- Goal of the exercise -
Go through the listing and copy every line word for word.

-- Start Data provided --

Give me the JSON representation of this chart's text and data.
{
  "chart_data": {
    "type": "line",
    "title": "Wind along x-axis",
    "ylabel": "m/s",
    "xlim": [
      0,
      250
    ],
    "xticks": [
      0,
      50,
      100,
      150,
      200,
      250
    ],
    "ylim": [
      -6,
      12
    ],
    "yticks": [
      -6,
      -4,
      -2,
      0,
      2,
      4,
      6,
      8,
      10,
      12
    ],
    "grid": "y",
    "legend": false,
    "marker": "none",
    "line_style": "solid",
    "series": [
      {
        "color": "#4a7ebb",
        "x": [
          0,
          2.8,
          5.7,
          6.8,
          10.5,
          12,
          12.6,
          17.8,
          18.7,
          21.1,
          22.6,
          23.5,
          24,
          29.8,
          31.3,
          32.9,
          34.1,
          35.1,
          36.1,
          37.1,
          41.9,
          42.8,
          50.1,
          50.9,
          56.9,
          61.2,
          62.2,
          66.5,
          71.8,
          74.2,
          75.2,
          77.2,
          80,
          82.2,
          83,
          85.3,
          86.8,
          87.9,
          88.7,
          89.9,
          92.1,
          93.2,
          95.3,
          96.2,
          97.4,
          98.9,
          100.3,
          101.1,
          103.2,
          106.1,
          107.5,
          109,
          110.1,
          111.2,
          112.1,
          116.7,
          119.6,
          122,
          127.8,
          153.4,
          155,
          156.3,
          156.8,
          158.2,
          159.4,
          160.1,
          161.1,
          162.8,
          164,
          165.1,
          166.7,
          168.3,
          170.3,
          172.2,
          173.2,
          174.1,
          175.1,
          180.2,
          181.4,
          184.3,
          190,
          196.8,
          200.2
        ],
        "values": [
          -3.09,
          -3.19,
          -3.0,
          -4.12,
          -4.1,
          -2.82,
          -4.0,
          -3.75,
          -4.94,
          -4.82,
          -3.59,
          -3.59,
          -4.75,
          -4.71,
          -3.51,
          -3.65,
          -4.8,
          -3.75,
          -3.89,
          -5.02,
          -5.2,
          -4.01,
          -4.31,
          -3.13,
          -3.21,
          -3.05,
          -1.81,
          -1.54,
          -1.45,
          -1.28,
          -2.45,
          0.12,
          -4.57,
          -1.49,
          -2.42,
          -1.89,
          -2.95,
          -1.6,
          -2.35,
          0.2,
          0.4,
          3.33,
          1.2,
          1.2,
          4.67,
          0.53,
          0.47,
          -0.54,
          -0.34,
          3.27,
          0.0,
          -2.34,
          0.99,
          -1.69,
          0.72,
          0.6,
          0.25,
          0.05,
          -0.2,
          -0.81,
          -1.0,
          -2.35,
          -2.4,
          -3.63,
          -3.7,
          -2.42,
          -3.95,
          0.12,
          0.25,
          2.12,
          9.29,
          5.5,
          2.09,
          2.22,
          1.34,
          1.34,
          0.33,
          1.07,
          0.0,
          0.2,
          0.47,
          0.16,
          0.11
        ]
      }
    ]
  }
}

-- End Data provided --

- Task answer -
Give me the JSON representation of this chart's text and data.
{
  "chart_data": {
    "type": "line",
    "title": "Wind along x-axis",
    "ylabel": "m/s",
    "xlim": [
      0,
      250
    ],
    "xticks": [
      0,
      50,
      100,
      150,
      200,
      250
    ],
    "ylim": [
      -6,
      12
    ],
    "yticks": [
      -6,
      -4,
      -2,
      0,
      2,
      4,
      6,
      8,
      10,
      12
    ],
    "grid": "y",
    "legend": false,
    "marker": "none",
    "line_style": "solid",
    "series": [
      {
        "color": "#4a7ebb",
        "x": [
          0,
          2.8,
          5.7,
          6.8,
          10.5,
          12,
          12.6,
          17.8,
          18.7,
          21.1,
          22.6,
          23.5,
          24,
          29.8,
          31.3,
          32.9,
          34.1,
          35.1,
          36.1,
          37.1,
          41.9,
          42.8,
          50.1,
          50.9,
          56.9,
          61.2,
          62.2,
          66.5,
          71.8,
          74.2,
          75.2,
          77.2,
          80,
          82.2,
          83,
          85.3,
          86.8,
          87.9,
          88.7,
          89.9,
          92.1,
          93.2,
          95.3,
          96.2,
          97.4,
          98.9,
          100.3,
          101.1,
          103.2,
          106.1,
          107.5,
          109,
          110.1,
          111.2,
          112.1,
          116.7,
          119.6,
          122,
          127.8,
          153.4,
          155,
          156.3,
          156.8,
          158.2,
          159.4,
          160.1,
          161.1,
          162.8,
          164,
          165.1,
          166.7,
          168.3,
          170.3,
          172.2,
          173.2,
          174.1,
          175.1,
          180.2,
          181.4,
          184.3,
          190,
          196.8,
          200.2
        ],
        "values": [
          -3.09,
          -3.19,
          -3.0,
          -4.12,
          -4.1,
          -2.82,
          -4.0,
          -3.75,
          -4.94,
          -4.82,
          -3.59,
          -3.59,
          -4.75,
          -4.71,
          -3.51,
          -3.65,
          -4.8,
          -3.75,
          -3.89,
          -5.02,
          -5.2,
          -4.01,
          -4.31,
          -3.13,
          -3.21,
          -3.05,
          -1.81,
          -1.54,
          -1.45,
          -1.28,
          -2.45,
          0.12,
          -4.57,
          -1.49,
          -2.42,
          -1.89,
          -2.95,
          -1.6,
          -2.35,
          0.2,
          0.4,
          3.33,
          1.2,
          1.2,
          4.67,
          0.53,
          0.47,
          -0.54,
          -0.34,
          3.27,
          0.0,
          -2.34,
          0.99,
          -1.69,
          0.72,
          0.6,
          0.25,
          0.05,
          -0.2,
          -0.81,
          -1.0,
          -2.35,
          -2.4,
          -3.63,
          -3.7,
          -2.42,
          -3.95,
          0.12,
          0.25,
          2.12,
          9.29,
          5.5,
          2.09,
          2.22,
          1.34,
          1.34,
          0.33,
          1.07,
          0.0,
          0.2,
          0.47,
          0.16,
          0.11
        ]
      }
    ]
  }
}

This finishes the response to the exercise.